#### RECORDED INFORMATION ####

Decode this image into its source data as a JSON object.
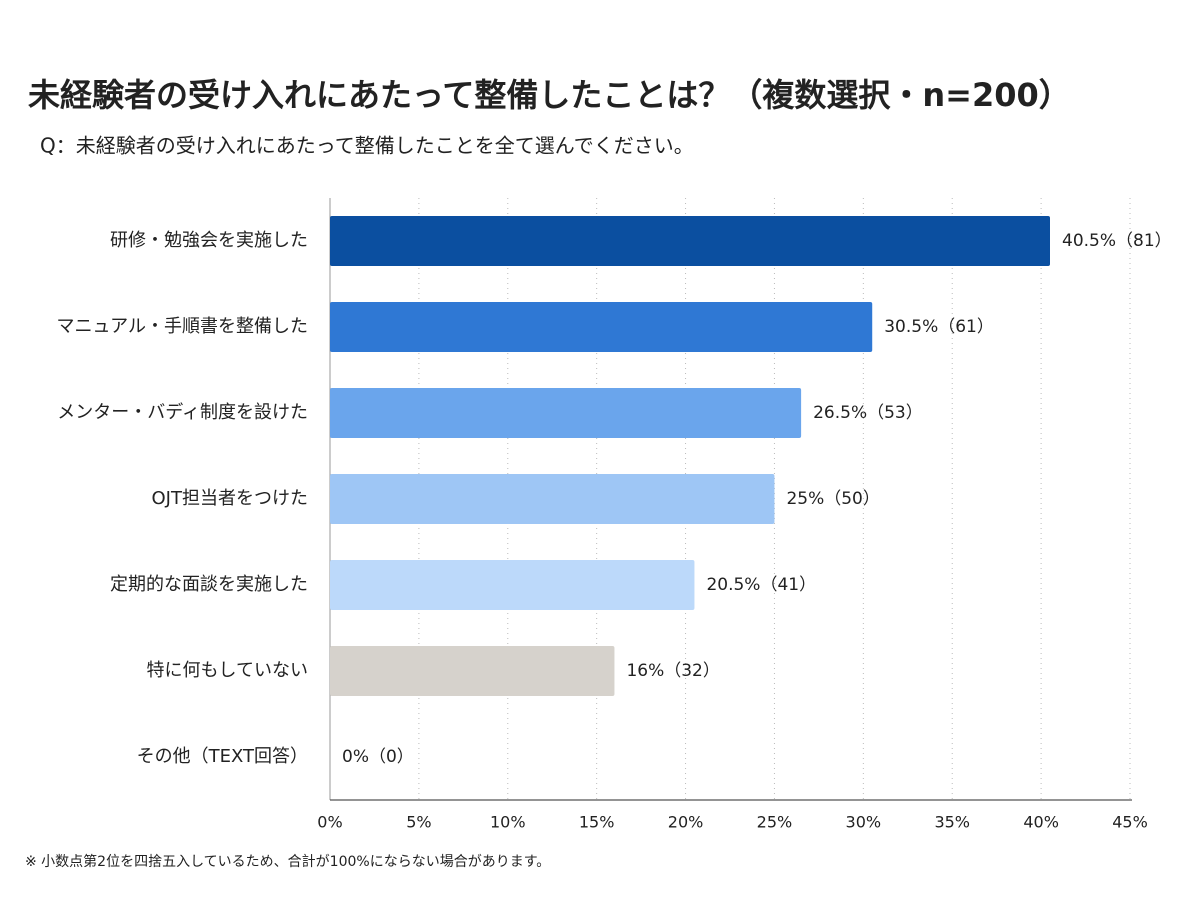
{
  "chart_data": {
    "type": "bar",
    "orientation": "horizontal",
    "title": "未経験者の受け入れにあたって整備したことは？（複数選択・n=200）",
    "subtitle": "Q：未経験者の受け入れにあたって整備したことを全て選んでください。",
    "footnote": "※ 小数点第2位を四捨五入しているため、合計が100%にならない場合があります。",
    "categories": [
      "研修・勉強会を実施した",
      "マニュアル・手順書を整備した",
      "メンター・バディ制度を設けた",
      "OJT担当者をつけた",
      "定期的な面談を実施した",
      "特に何もしていない",
      "その他（TEXT回答）"
    ],
    "values": [
      40.5,
      30.5,
      26.5,
      25,
      20.5,
      16,
      0
    ],
    "value_labels": [
      "40.5%（81）",
      "30.5%（61）",
      "26.5%（53）",
      "25%（50）",
      "20.5%（41）",
      "16%（32）",
      "0%（0）"
    ],
    "colors": [
      "#0b4fa0",
      "#2f78d4",
      "#6aa5ec",
      "#9ec6f5",
      "#bcd9fa",
      "#d6d2cc",
      "#c9ddf7"
    ],
    "xlim": [
      0,
      45
    ],
    "xticks": [
      {
        "value": 0,
        "label": "0%"
      },
      {
        "value": 5,
        "label": "5%"
      },
      {
        "value": 10,
        "label": "10%"
      },
      {
        "value": 15,
        "label": "15%"
      },
      {
        "value": 20,
        "label": "20%"
      },
      {
        "value": 25,
        "label": "25%"
      },
      {
        "value": 30,
        "label": "30%"
      },
      {
        "value": 35,
        "label": "35%"
      },
      {
        "value": 40,
        "label": "40%"
      },
      {
        "value": 45,
        "label": "45%"
      }
    ],
    "grid": true
  }
}
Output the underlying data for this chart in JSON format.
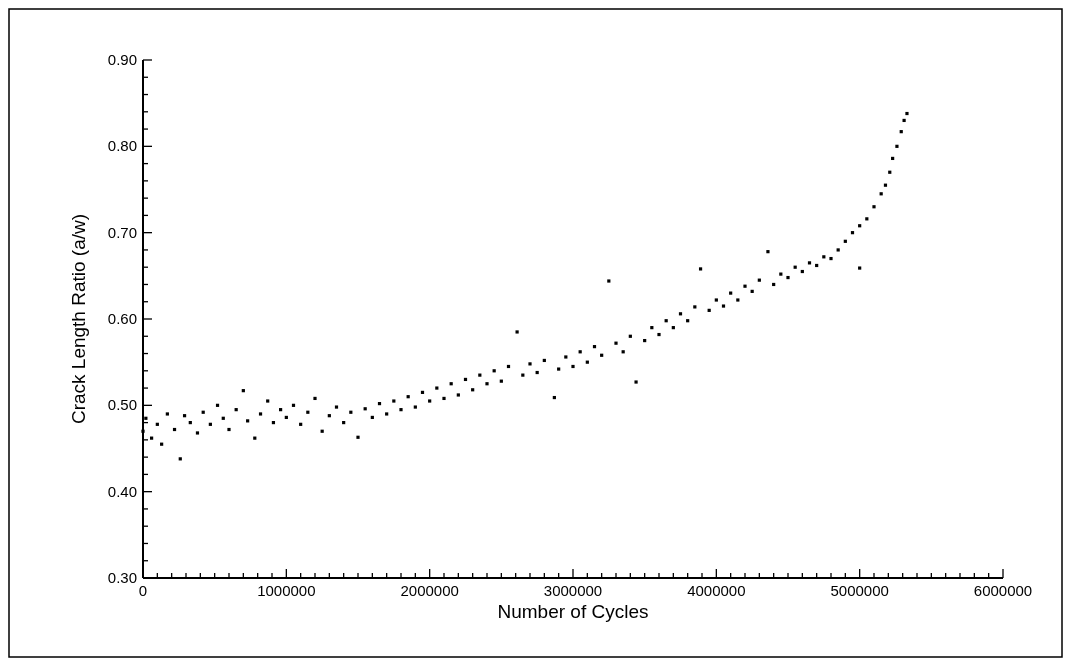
{
  "chart_data": {
    "type": "scatter",
    "xlabel": "Number of Cycles",
    "ylabel": "Crack Length Ratio (a/w)",
    "xlim": [
      0,
      6000000
    ],
    "ylim": [
      0.3,
      0.9
    ],
    "xticks": [
      0,
      {
        "value": 100000,
        "label": null
      },
      {
        "value": 200000,
        "label": null
      },
      {
        "value": 300000,
        "label": null
      },
      {
        "value": 400000,
        "label": null
      },
      {
        "value": 500000,
        "label": null
      },
      {
        "value": 600000,
        "label": null
      },
      {
        "value": 700000,
        "label": null
      },
      {
        "value": 800000,
        "label": null
      },
      {
        "value": 900000,
        "label": null
      },
      1000000,
      {
        "value": 1100000,
        "label": null
      },
      {
        "value": 1200000,
        "label": null
      },
      {
        "value": 1300000,
        "label": null
      },
      {
        "value": 1400000,
        "label": null
      },
      {
        "value": 1500000,
        "label": null
      },
      {
        "value": 1600000,
        "label": null
      },
      {
        "value": 1700000,
        "label": null
      },
      {
        "value": 1800000,
        "label": null
      },
      {
        "value": 1900000,
        "label": null
      },
      2000000,
      {
        "value": 2100000,
        "label": null
      },
      {
        "value": 2200000,
        "label": null
      },
      {
        "value": 2300000,
        "label": null
      },
      {
        "value": 2400000,
        "label": null
      },
      {
        "value": 2500000,
        "label": null
      },
      {
        "value": 2600000,
        "label": null
      },
      {
        "value": 2700000,
        "label": null
      },
      {
        "value": 2800000,
        "label": null
      },
      {
        "value": 2900000,
        "label": null
      },
      3000000,
      {
        "value": 3100000,
        "label": null
      },
      {
        "value": 3200000,
        "label": null
      },
      {
        "value": 3300000,
        "label": null
      },
      {
        "value": 3400000,
        "label": null
      },
      {
        "value": 3500000,
        "label": null
      },
      {
        "value": 3600000,
        "label": null
      },
      {
        "value": 3700000,
        "label": null
      },
      {
        "value": 3800000,
        "label": null
      },
      {
        "value": 3900000,
        "label": null
      },
      4000000,
      {
        "value": 4100000,
        "label": null
      },
      {
        "value": 4200000,
        "label": null
      },
      {
        "value": 4300000,
        "label": null
      },
      {
        "value": 4400000,
        "label": null
      },
      {
        "value": 4500000,
        "label": null
      },
      {
        "value": 4600000,
        "label": null
      },
      {
        "value": 4700000,
        "label": null
      },
      {
        "value": 4800000,
        "label": null
      },
      {
        "value": 4900000,
        "label": null
      },
      5000000,
      {
        "value": 5100000,
        "label": null
      },
      {
        "value": 5200000,
        "label": null
      },
      {
        "value": 5300000,
        "label": null
      },
      {
        "value": 5400000,
        "label": null
      },
      {
        "value": 5500000,
        "label": null
      },
      {
        "value": 5600000,
        "label": null
      },
      {
        "value": 5700000,
        "label": null
      },
      {
        "value": 5800000,
        "label": null
      },
      {
        "value": 5900000,
        "label": null
      },
      6000000
    ],
    "yticks": [
      {
        "value": 0.3,
        "label": "0.30"
      },
      {
        "value": 0.32,
        "label": null
      },
      {
        "value": 0.34,
        "label": null
      },
      {
        "value": 0.36,
        "label": null
      },
      {
        "value": 0.38,
        "label": null
      },
      {
        "value": 0.4,
        "label": "0.40"
      },
      {
        "value": 0.42,
        "label": null
      },
      {
        "value": 0.44,
        "label": null
      },
      {
        "value": 0.46,
        "label": null
      },
      {
        "value": 0.48,
        "label": null
      },
      {
        "value": 0.5,
        "label": "0.50"
      },
      {
        "value": 0.52,
        "label": null
      },
      {
        "value": 0.54,
        "label": null
      },
      {
        "value": 0.56,
        "label": null
      },
      {
        "value": 0.58,
        "label": null
      },
      {
        "value": 0.6,
        "label": "0.60"
      },
      {
        "value": 0.62,
        "label": null
      },
      {
        "value": 0.64,
        "label": null
      },
      {
        "value": 0.66,
        "label": null
      },
      {
        "value": 0.68,
        "label": null
      },
      {
        "value": 0.7,
        "label": "0.70"
      },
      {
        "value": 0.72,
        "label": null
      },
      {
        "value": 0.74,
        "label": null
      },
      {
        "value": 0.76,
        "label": null
      },
      {
        "value": 0.78,
        "label": null
      },
      {
        "value": 0.8,
        "label": "0.80"
      },
      {
        "value": 0.82,
        "label": null
      },
      {
        "value": 0.84,
        "label": null
      },
      {
        "value": 0.86,
        "label": null
      },
      {
        "value": 0.88,
        "label": null
      },
      {
        "value": 0.9,
        "label": "0.90"
      }
    ],
    "grid": false,
    "marker": "square",
    "series": [
      {
        "color": "#000000",
        "x": [
          0,
          20000,
          60000,
          100000,
          130000,
          170000,
          220000,
          260000,
          290000,
          330000,
          380000,
          420000,
          470000,
          520000,
          560000,
          600000,
          650000,
          700000,
          730000,
          780000,
          820000,
          870000,
          910000,
          960000,
          1000000,
          1050000,
          1100000,
          1150000,
          1200000,
          1250000,
          1300000,
          1350000,
          1400000,
          1450000,
          1500000,
          1550000,
          1600000,
          1650000,
          1700000,
          1750000,
          1800000,
          1850000,
          1900000,
          1950000,
          2000000,
          2050000,
          2100000,
          2150000,
          2200000,
          2250000,
          2300000,
          2350000,
          2400000,
          2450000,
          2500000,
          2550000,
          2610000,
          2650000,
          2700000,
          2750000,
          2800000,
          2870000,
          2900000,
          2950000,
          3000000,
          3050000,
          3100000,
          3150000,
          3200000,
          3250000,
          3300000,
          3350000,
          3400000,
          3440000,
          3500000,
          3550000,
          3600000,
          3650000,
          3700000,
          3750000,
          3800000,
          3850000,
          3890000,
          3950000,
          4000000,
          4050000,
          4100000,
          4150000,
          4200000,
          4250000,
          4300000,
          4360000,
          4400000,
          4450000,
          4500000,
          4550000,
          4600000,
          4650000,
          4700000,
          4750000,
          4800000,
          4850000,
          4900000,
          4950000,
          5000000,
          5000000,
          5050000,
          5100000,
          5150000,
          5180000,
          5210000,
          5230000,
          5260000,
          5290000,
          5310000,
          5330000
        ],
        "values": [
          0.47,
          0.485,
          0.462,
          0.478,
          0.455,
          0.49,
          0.472,
          0.438,
          0.488,
          0.48,
          0.468,
          0.492,
          0.478,
          0.5,
          0.485,
          0.472,
          0.495,
          0.517,
          0.482,
          0.462,
          0.49,
          0.505,
          0.48,
          0.495,
          0.486,
          0.5,
          0.478,
          0.492,
          0.508,
          0.47,
          0.488,
          0.498,
          0.48,
          0.492,
          0.463,
          0.496,
          0.486,
          0.502,
          0.49,
          0.505,
          0.495,
          0.51,
          0.498,
          0.515,
          0.505,
          0.52,
          0.508,
          0.525,
          0.512,
          0.53,
          0.518,
          0.535,
          0.525,
          0.54,
          0.528,
          0.545,
          0.585,
          0.535,
          0.548,
          0.538,
          0.552,
          0.509,
          0.542,
          0.556,
          0.545,
          0.562,
          0.55,
          0.568,
          0.558,
          0.644,
          0.572,
          0.562,
          0.58,
          0.527,
          0.575,
          0.59,
          0.582,
          0.598,
          0.59,
          0.606,
          0.598,
          0.614,
          0.658,
          0.61,
          0.622,
          0.615,
          0.63,
          0.622,
          0.638,
          0.632,
          0.645,
          0.678,
          0.64,
          0.652,
          0.648,
          0.66,
          0.655,
          0.665,
          0.662,
          0.672,
          0.67,
          0.68,
          0.69,
          0.7,
          0.659,
          0.708,
          0.716,
          0.73,
          0.745,
          0.755,
          0.77,
          0.786,
          0.8,
          0.817,
          0.83,
          0.838
        ]
      }
    ]
  }
}
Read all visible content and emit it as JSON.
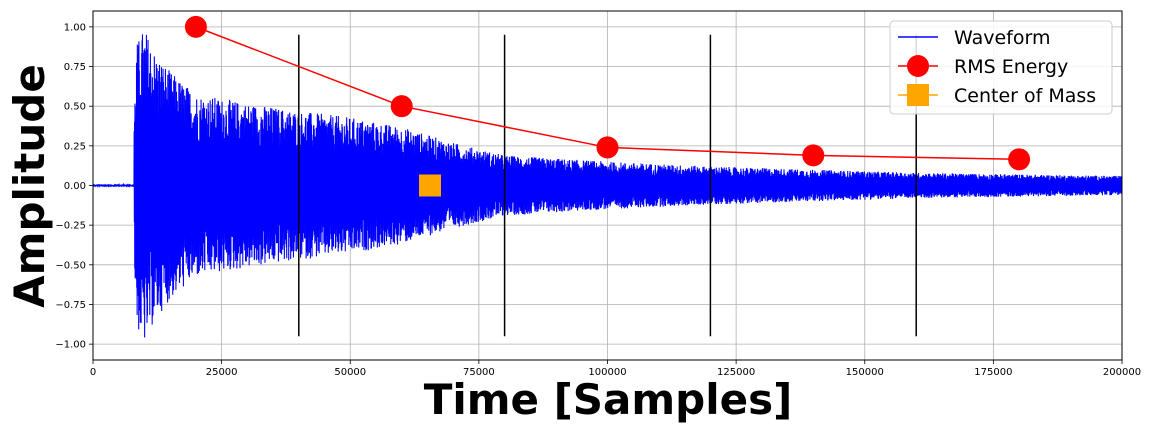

####

■ **GOAL**: Where a line of the entries contains the word "this", copy that line.

■ **CORRECT RESPONSE**:
Decode this image into its source data as a JSON object.
Output the underlying data for this chart in JSON format.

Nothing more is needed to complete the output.